Repeat the flexible working article word for word from "Change to Request" to "of the meeting.".

Given text.
= = = =

Flexible working - be more flexible
The 30 June 2014 saw the introduction of the right to request flexible working be extended to all employees with over 26 weeks’ service under the Flexible Working Regulations 2014. A likely outcome from this change in the law, is that more employees will now qualify and will subsequently take up the right to request the right to work flexibly, for example, working from home or part-time working, flexi-time, compressed hours or job sharing.
So how should employers deal with this? What is the new statutory process for dealing with flexible working requests and what are the business grounds on which an employer can rely to reject requests without the risk of a claim being brought?
Change to Request Procedure
Under the old legislation, any eligible employee (previously limited to only employees who had children under 17 (or 18 if disabled) and certain carers), who submitted a request for flexible working had to be dealt with by the employer following a strict statutory procedure. This included prescribed time limits of when the request had to be dealt with. Under the old law, the employer was required to arrange a meeting with the employee, within 28 days of receiving the application to discuss the request and then notify the employee within 14 days of their decision from of the date of the meeting.

= = = =

Material provided.
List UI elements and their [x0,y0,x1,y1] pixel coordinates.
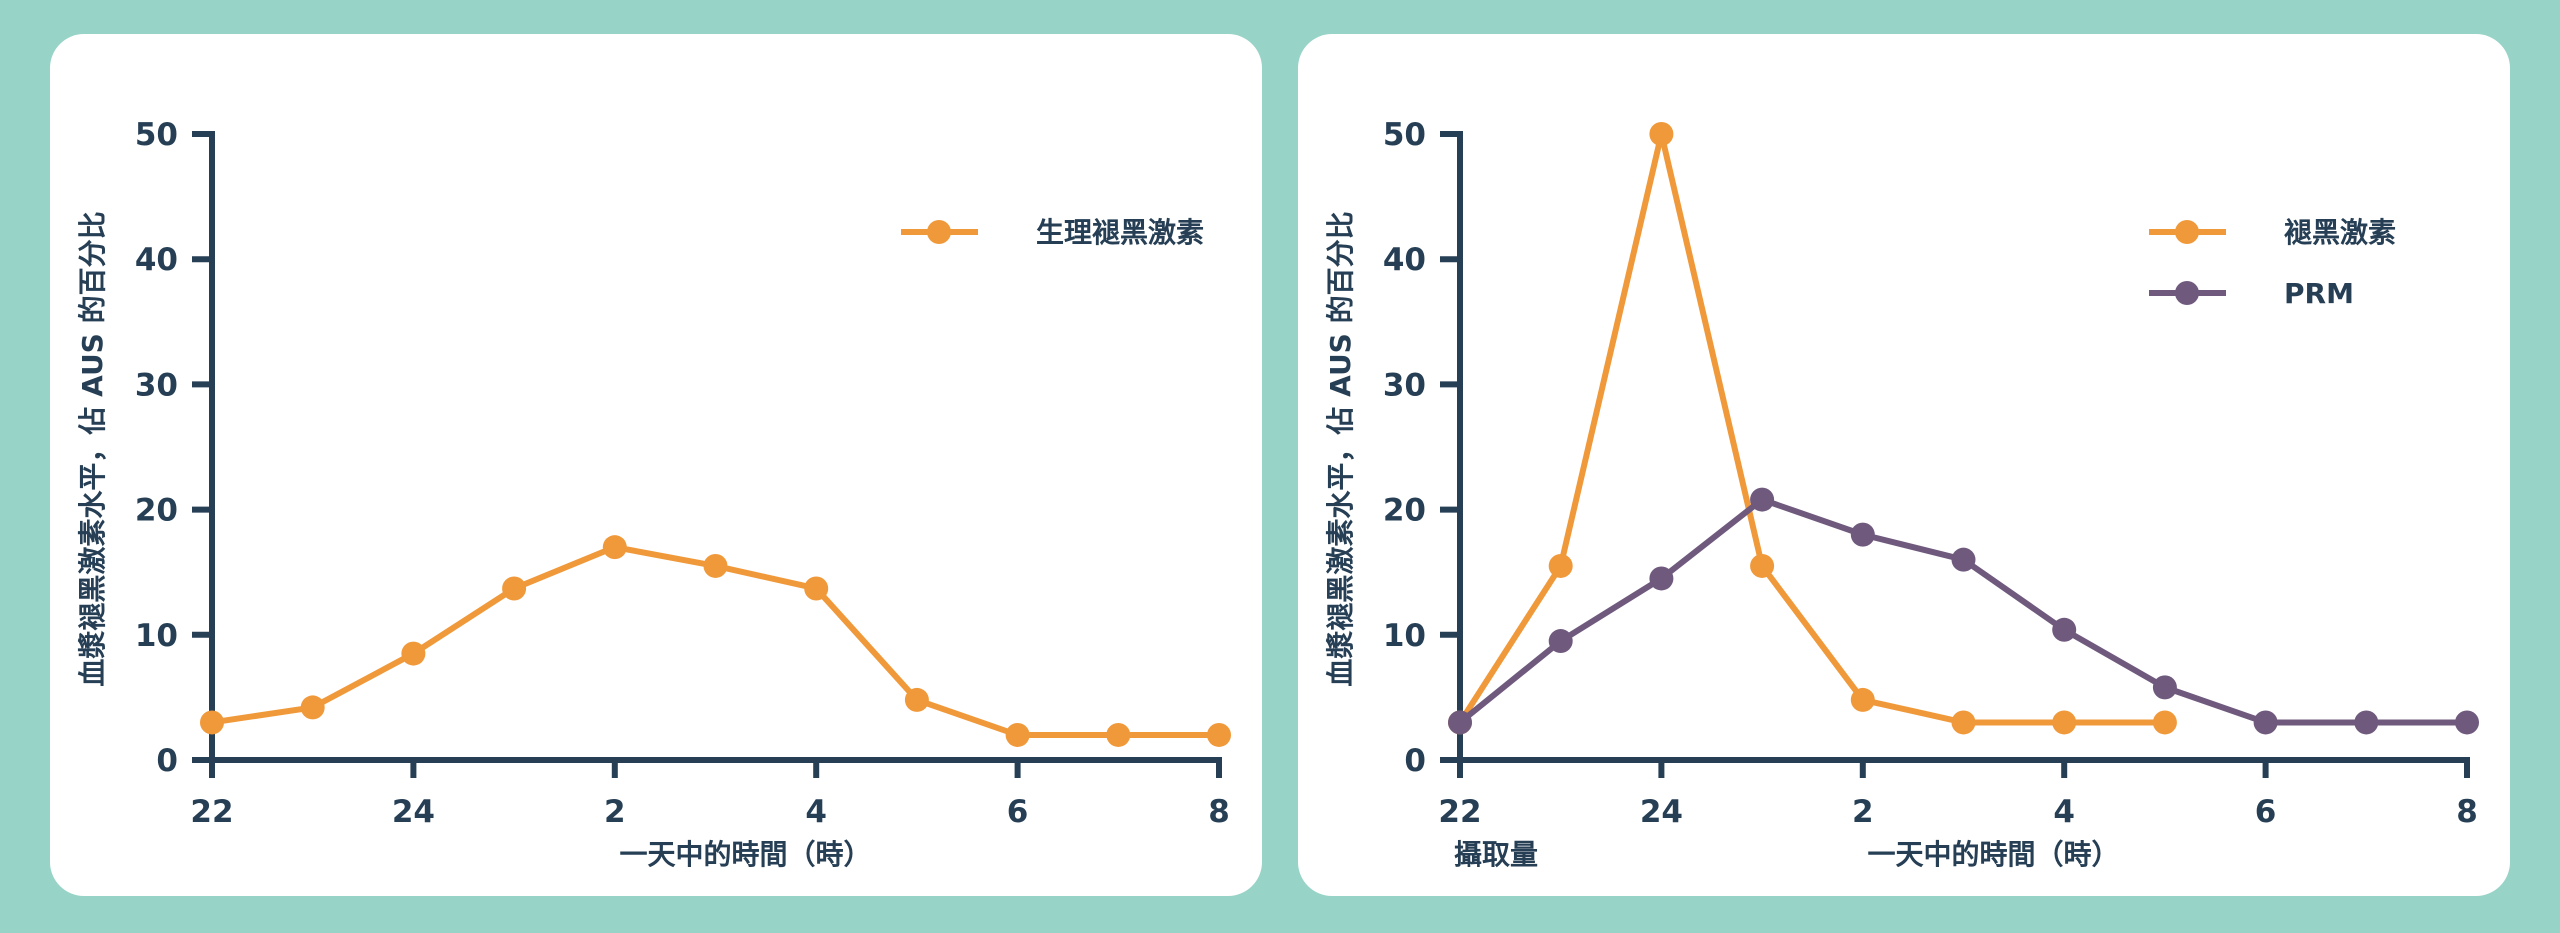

= = = =

Exercise response.
Change to Request Procedure
Under the old legislation, any eligible employee (previously limited to only employees who had children under 17 (or 18 if disabled) and certain carers), who submitted a request for flexible working had to be dealt with by the employer following a strict statutory procedure. This included prescribed time limits of when the request had to be dealt with. Under the old law, the employer was required to arrange a meeting with the employee, within 28 days of receiving the application to discuss the request and then notify the employee within 14 days of their decision from of the date of the meeting.